Task to carry out ▸ Give back each entry unchanged, minus pictures.

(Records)

******************************

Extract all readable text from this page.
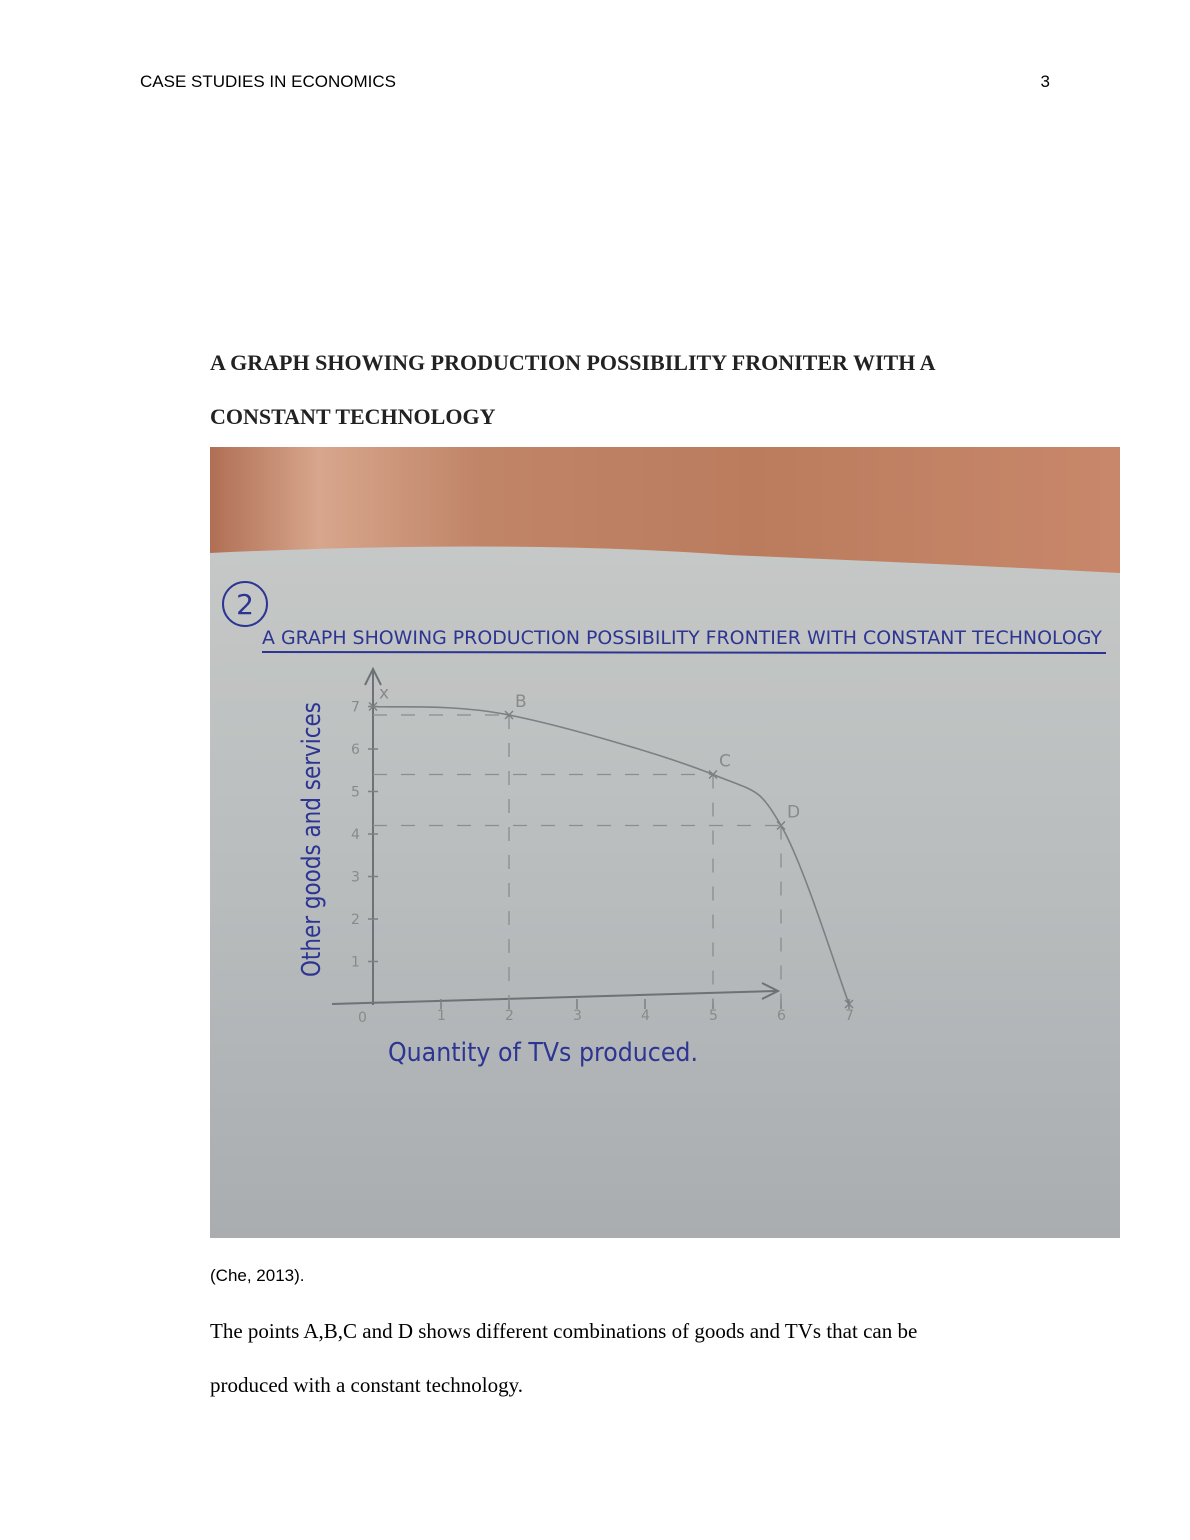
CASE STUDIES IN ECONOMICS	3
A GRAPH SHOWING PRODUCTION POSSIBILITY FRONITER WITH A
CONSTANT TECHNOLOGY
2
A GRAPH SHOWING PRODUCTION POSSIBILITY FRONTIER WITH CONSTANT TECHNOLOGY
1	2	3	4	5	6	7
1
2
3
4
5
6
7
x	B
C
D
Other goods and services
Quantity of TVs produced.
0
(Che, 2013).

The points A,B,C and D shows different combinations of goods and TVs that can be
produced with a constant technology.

******************************

Written answer ▸
Extract all readable text from this page.
CASE STUDIES IN ECONOMICS	3
A GRAPH SHOWING PRODUCTION POSSIBILITY FRONITER WITH A
CONSTANT TECHNOLOGY
2
A GRAPH SHOWING PRODUCTION POSSIBILITY FRONTIER WITH CONSTANT TECHNOLOGY
1	2	3	4	5	6	7
1
2
3
4
5
6
7
x	B
C
D
Other goods and services
Quantity of TVs produced.
0
(Che, 2013).

The points A,B,C and D shows different combinations of goods and TVs that can be
produced with a constant technology.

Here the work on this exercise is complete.